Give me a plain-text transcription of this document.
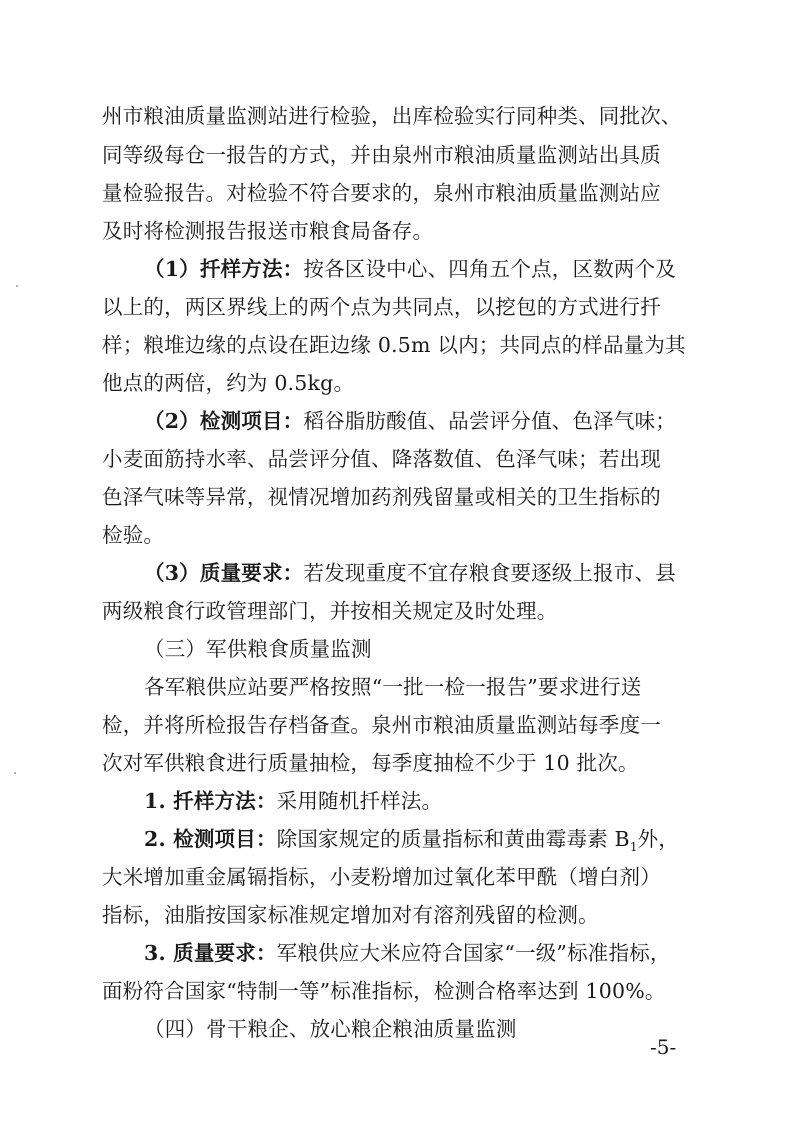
州市粮油质量监测站进行检验，出库检验实行同种类、同批次、
同等级每仓一报告的方式，并由泉州市粮油质量监测站出具质
量检验报告。对检验不符合要求的，泉州市粮油质量监测站应
及时将检测报告报送市粮食局备存。
（1）扦样方法：按各区设中心、四角五个点，区数两个及
以上的，两区界线上的两个点为共同点，以挖包的方式进行扦
样；粮堆边缘的点设在距边缘 0.5m 以内；共同点的样品量为其
他点的两倍，约为 0.5kg。
（2）检测项目：稻谷脂肪酸值、品尝评分值、色泽气味；
小麦面筋持水率、品尝评分值、降落数值、色泽气味；若出现
色泽气味等异常，视情况增加药剂残留量或相关的卫生指标的
检验。
（3）质量要求：若发现重度不宜存粮食要逐级上报市、县
两级粮食行政管理部门，并按相关规定及时处理。
（三）军供粮食质量监测
各军粮供应站要严格按照“一批一检一报告”要求进行送
检，并将所检报告存档备查。泉州市粮油质量监测站每季度一
次对军供粮食进行质量抽检，每季度抽检不少于 10 批次。
1. 扦样方法：采用随机扦样法。
2. 检测项目：除国家规定的质量指标和黄曲霉毒素 $B_1$外，
大米增加重金属镉指标，小麦粉增加过氧化苯甲酰（增白剂）
指标，油脂按国家标准规定增加对有溶剂残留的检测。
3. 质量要求：军粮供应大米应符合国家“一级”标准指标，
面粉符合国家“特制一等”标准指标，检测合格率达到 100%。
（四）骨干粮企、放心粮企粮油质量监测
-5-
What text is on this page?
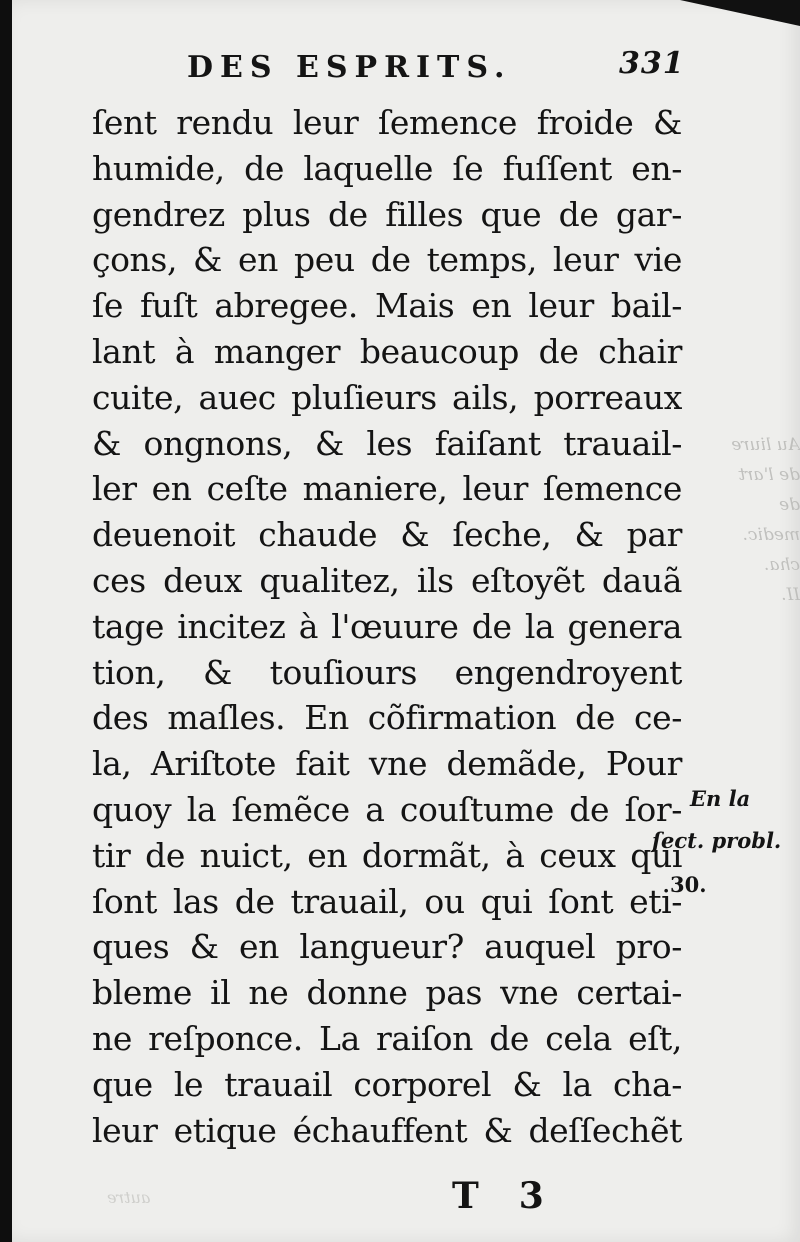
DES ESPRITS.	331
Au liure
de l'art de
medic. cha.
II.
autre
ſent rendu leur ſemence froide &
humide, de laquelle ſe fuſſent en-
gendrez plus de filles que de gar-
çons, & en peu de temps, leur vie
ſe fuſt abregee. Mais en leur bail-
lant à manger beaucoup de chair
cuite, auec pluſieurs ails, porreaux
& ongnons, & les faiſant trauail-
ler en ceſte maniere, leur ſemence
deuenoit chaude & ſeche, & par
ces deux qualitez, ils eſtoyẽt dauã
tage incitez à l'œuure de la genera
tion, & touſiours engendroyent
des maſles. En cõfirmation de ce-
la, Ariſtote fait vne demãde, Pour
quoy la ſemẽce a couſtume de ſor-
tir de nuict, en dormãt, à ceux qui
ſont las de trauail, ou qui ſont eti-
ques & en langueur? auquel pro-
bleme il ne donne pas vne certai-
ne reſponce. La raiſon de cela eſt,
que le trauail corporel & la cha-
leur etique échauffent & deſſechẽt
En la
ſect. probl.
30.
T3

TASK TO CARRY OUT: Write out the whole listing again, exactly, with no pictures.

ANSWER TO THIS PROBLEM:
Give me a plain-text transcription of this document.
州市粮油质量监测站进行检验，出库检验实行同种类、同批次、
同等级每仓一报告的方式，并由泉州市粮油质量监测站出具质
量检验报告。对检验不符合要求的，泉州市粮油质量监测站应
及时将检测报告报送市粮食局备存。
（1）扦样方法：按各区设中心、四角五个点，区数两个及
以上的，两区界线上的两个点为共同点，以挖包的方式进行扦
样；粮堆边缘的点设在距边缘 0.5m 以内；共同点的样品量为其
他点的两倍，约为 0.5kg。
（2）检测项目：稻谷脂肪酸值、品尝评分值、色泽气味；
小麦面筋持水率、品尝评分值、降落数值、色泽气味；若出现
色泽气味等异常，视情况增加药剂残留量或相关的卫生指标的
检验。
（3）质量要求：若发现重度不宜存粮食要逐级上报市、县
两级粮食行政管理部门，并按相关规定及时处理。
（三）军供粮食质量监测
各军粮供应站要严格按照“一批一检一报告”要求进行送
检，并将所检报告存档备查。泉州市粮油质量监测站每季度一
次对军供粮食进行质量抽检，每季度抽检不少于 10 批次。
1. 扦样方法：采用随机扦样法。
2. 检测项目：除国家规定的质量指标和黄曲霉毒素 $B_1$外，
大米增加重金属镉指标，小麦粉增加过氧化苯甲酰（增白剂）
指标，油脂按国家标准规定增加对有溶剂残留的检测。
3. 质量要求：军粮供应大米应符合国家“一级”标准指标，
面粉符合国家“特制一等”标准指标，检测合格率达到 100%。
（四）骨干粮企、放心粮企粮油质量监测
-5-
What text is on this page?
DES ESPRITS.	331
Au liure
de l'art de
medic. cha.
II.
autre
ſent rendu leur ſemence froide &
humide, de laquelle ſe fuſſent en-
gendrez plus de filles que de gar-
çons, & en peu de temps, leur vie
ſe fuſt abregee. Mais en leur bail-
lant à manger beaucoup de chair
cuite, auec pluſieurs ails, porreaux
& ongnons, & les faiſant trauail-
ler en ceſte maniere, leur ſemence
deuenoit chaude & ſeche, & par
ces deux qualitez, ils eſtoyẽt dauã
tage incitez à l'œuure de la genera
tion, & touſiours engendroyent
des maſles. En cõfirmation de ce-
la, Ariſtote fait vne demãde, Pour
quoy la ſemẽce a couſtume de ſor-
tir de nuict, en dormãt, à ceux qui
ſont las de trauail, ou qui ſont eti-
ques & en langueur? auquel pro-
bleme il ne donne pas vne certai-
ne reſponce. La raiſon de cela eſt,
que le trauail corporel & la cha-
leur etique échauffent & deſſechẽt
En la
ſect. probl.
30.
T3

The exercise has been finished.